All of the material should be reproduced exactly, with pictures left out.
===== INFORMATION GIVEN =====
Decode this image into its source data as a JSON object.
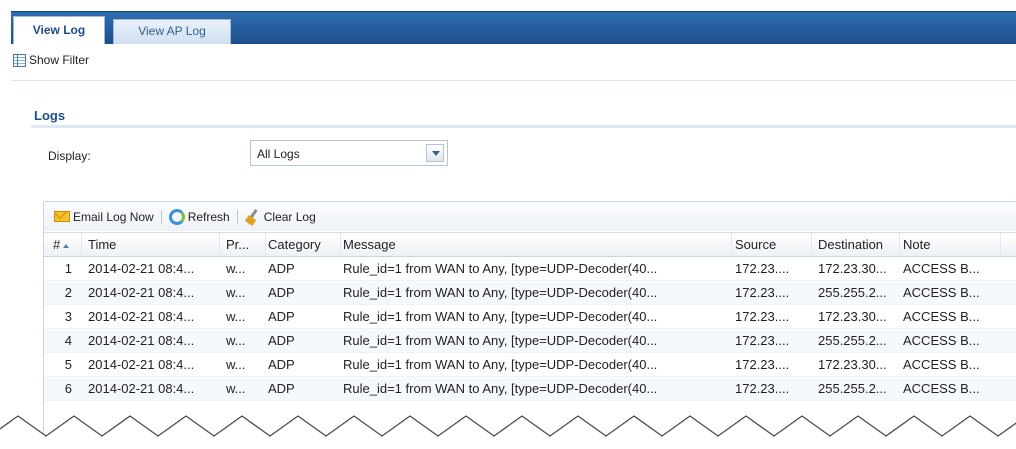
{
  "tabs": [
    {
      "label": "View Log",
      "active": true
    },
    {
      "label": "View AP Log",
      "active": false
    }
  ],
  "filter": {
    "show_filter_label": "Show Filter"
  },
  "section": {
    "title": "Logs"
  },
  "display": {
    "label": "Display:",
    "selected": "All Logs"
  },
  "toolbar": {
    "email_label": "Email Log Now",
    "refresh_label": "Refresh",
    "clear_label": "Clear Log"
  },
  "table": {
    "columns": [
      "#",
      "Time",
      "Pr...",
      "Category",
      "Message",
      "Source",
      "Destination",
      "Note"
    ],
    "rows": [
      {
        "num": "1",
        "time": "2014-02-21 08:4...",
        "priority": "w...",
        "category": "ADP",
        "message": "Rule_id=1 from WAN to Any, [type=UDP-Decoder(40...",
        "source": "172.23....",
        "destination": "172.23.30...",
        "note": "ACCESS B..."
      },
      {
        "num": "2",
        "time": "2014-02-21 08:4...",
        "priority": "w...",
        "category": "ADP",
        "message": "Rule_id=1 from WAN to Any, [type=UDP-Decoder(40...",
        "source": "172.23....",
        "destination": "255.255.2...",
        "note": "ACCESS B..."
      },
      {
        "num": "3",
        "time": "2014-02-21 08:4...",
        "priority": "w...",
        "category": "ADP",
        "message": "Rule_id=1 from WAN to Any, [type=UDP-Decoder(40...",
        "source": "172.23....",
        "destination": "172.23.30...",
        "note": "ACCESS B..."
      },
      {
        "num": "4",
        "time": "2014-02-21 08:4...",
        "priority": "w...",
        "category": "ADP",
        "message": "Rule_id=1 from WAN to Any, [type=UDP-Decoder(40...",
        "source": "172.23....",
        "destination": "255.255.2...",
        "note": "ACCESS B..."
      },
      {
        "num": "5",
        "time": "2014-02-21 08:4...",
        "priority": "w...",
        "category": "ADP",
        "message": "Rule_id=1 from WAN to Any, [type=UDP-Decoder(40...",
        "source": "172.23....",
        "destination": "172.23.30...",
        "note": "ACCESS B..."
      },
      {
        "num": "6",
        "time": "2014-02-21 08:4...",
        "priority": "w...",
        "category": "ADP",
        "message": "Rule_id=1 from WAN to Any, [type=UDP-Decoder(40...",
        "source": "172.23....",
        "destination": "255.255.2...",
        "note": "ACCESS B..."
      }
    ]
  }
}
=====
**TASK SOLUTION**
Decode this image into its source data as a JSON object.
{
  "tabs": [
    {
      "label": "View Log",
      "active": true
    },
    {
      "label": "View AP Log",
      "active": false
    }
  ],
  "filter": {
    "show_filter_label": "Show Filter"
  },
  "section": {
    "title": "Logs"
  },
  "display": {
    "label": "Display:",
    "selected": "All Logs"
  },
  "toolbar": {
    "email_label": "Email Log Now",
    "refresh_label": "Refresh",
    "clear_label": "Clear Log"
  },
  "table": {
    "columns": [
      "#",
      "Time",
      "Pr...",
      "Category",
      "Message",
      "Source",
      "Destination",
      "Note"
    ],
    "rows": [
      {
        "num": "1",
        "time": "2014-02-21 08:4...",
        "priority": "w...",
        "category": "ADP",
        "message": "Rule_id=1 from WAN to Any, [type=UDP-Decoder(40...",
        "source": "172.23....",
        "destination": "172.23.30...",
        "note": "ACCESS B..."
      },
      {
        "num": "2",
        "time": "2014-02-21 08:4...",
        "priority": "w...",
        "category": "ADP",
        "message": "Rule_id=1 from WAN to Any, [type=UDP-Decoder(40...",
        "source": "172.23....",
        "destination": "255.255.2...",
        "note": "ACCESS B..."
      },
      {
        "num": "3",
        "time": "2014-02-21 08:4...",
        "priority": "w...",
        "category": "ADP",
        "message": "Rule_id=1 from WAN to Any, [type=UDP-Decoder(40...",
        "source": "172.23....",
        "destination": "172.23.30...",
        "note": "ACCESS B..."
      },
      {
        "num": "4",
        "time": "2014-02-21 08:4...",
        "priority": "w...",
        "category": "ADP",
        "message": "Rule_id=1 from WAN to Any, [type=UDP-Decoder(40...",
        "source": "172.23....",
        "destination": "255.255.2...",
        "note": "ACCESS B..."
      },
      {
        "num": "5",
        "time": "2014-02-21 08:4...",
        "priority": "w...",
        "category": "ADP",
        "message": "Rule_id=1 from WAN to Any, [type=UDP-Decoder(40...",
        "source": "172.23....",
        "destination": "172.23.30...",
        "note": "ACCESS B..."
      },
      {
        "num": "6",
        "time": "2014-02-21 08:4...",
        "priority": "w...",
        "category": "ADP",
        "message": "Rule_id=1 from WAN to Any, [type=UDP-Decoder(40...",
        "source": "172.23....",
        "destination": "255.255.2...",
        "note": "ACCESS B..."
      }
    ]
  }
}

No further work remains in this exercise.